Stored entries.
####

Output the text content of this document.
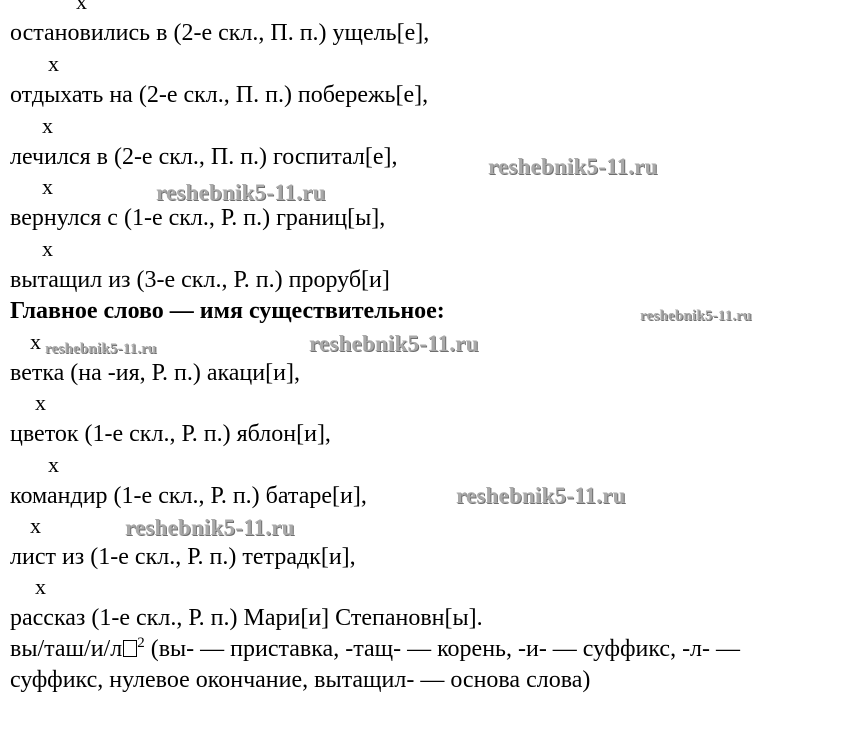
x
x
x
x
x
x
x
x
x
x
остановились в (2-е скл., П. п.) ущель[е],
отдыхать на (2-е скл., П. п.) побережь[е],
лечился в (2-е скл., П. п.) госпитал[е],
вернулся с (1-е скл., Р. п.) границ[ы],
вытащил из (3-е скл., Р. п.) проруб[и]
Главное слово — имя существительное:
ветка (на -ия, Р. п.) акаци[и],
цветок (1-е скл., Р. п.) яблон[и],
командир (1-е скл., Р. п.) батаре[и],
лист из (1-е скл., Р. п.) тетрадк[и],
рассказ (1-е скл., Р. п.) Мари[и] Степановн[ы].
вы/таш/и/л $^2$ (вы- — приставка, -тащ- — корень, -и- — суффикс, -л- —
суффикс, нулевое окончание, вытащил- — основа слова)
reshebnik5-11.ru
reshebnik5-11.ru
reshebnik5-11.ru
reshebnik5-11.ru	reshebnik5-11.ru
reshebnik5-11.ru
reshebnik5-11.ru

####

Leave out the pictures and retype every line above exactly.

Output the text content of this document.
x
x
x
x
x
x
x
x
x
x
остановились в (2-е скл., П. п.) ущель[е],
отдыхать на (2-е скл., П. п.) побережь[е],
лечился в (2-е скл., П. п.) госпитал[е],
вернулся с (1-е скл., Р. п.) границ[ы],
вытащил из (3-е скл., Р. п.) проруб[и]
Главное слово — имя существительное:
ветка (на -ия, Р. п.) акаци[и],
цветок (1-е скл., Р. п.) яблон[и],
командир (1-е скл., Р. п.) батаре[и],
лист из (1-е скл., Р. п.) тетрадк[и],
рассказ (1-е скл., Р. п.) Мари[и] Степановн[ы].
вы/таш/и/л $^2$ (вы- — приставка, -тащ- — корень, -и- — суффикс, -л- —
суффикс, нулевое окончание, вытащил- — основа слова)
reshebnik5-11.ru
reshebnik5-11.ru
reshebnik5-11.ru
reshebnik5-11.ru	reshebnik5-11.ru
reshebnik5-11.ru
reshebnik5-11.ru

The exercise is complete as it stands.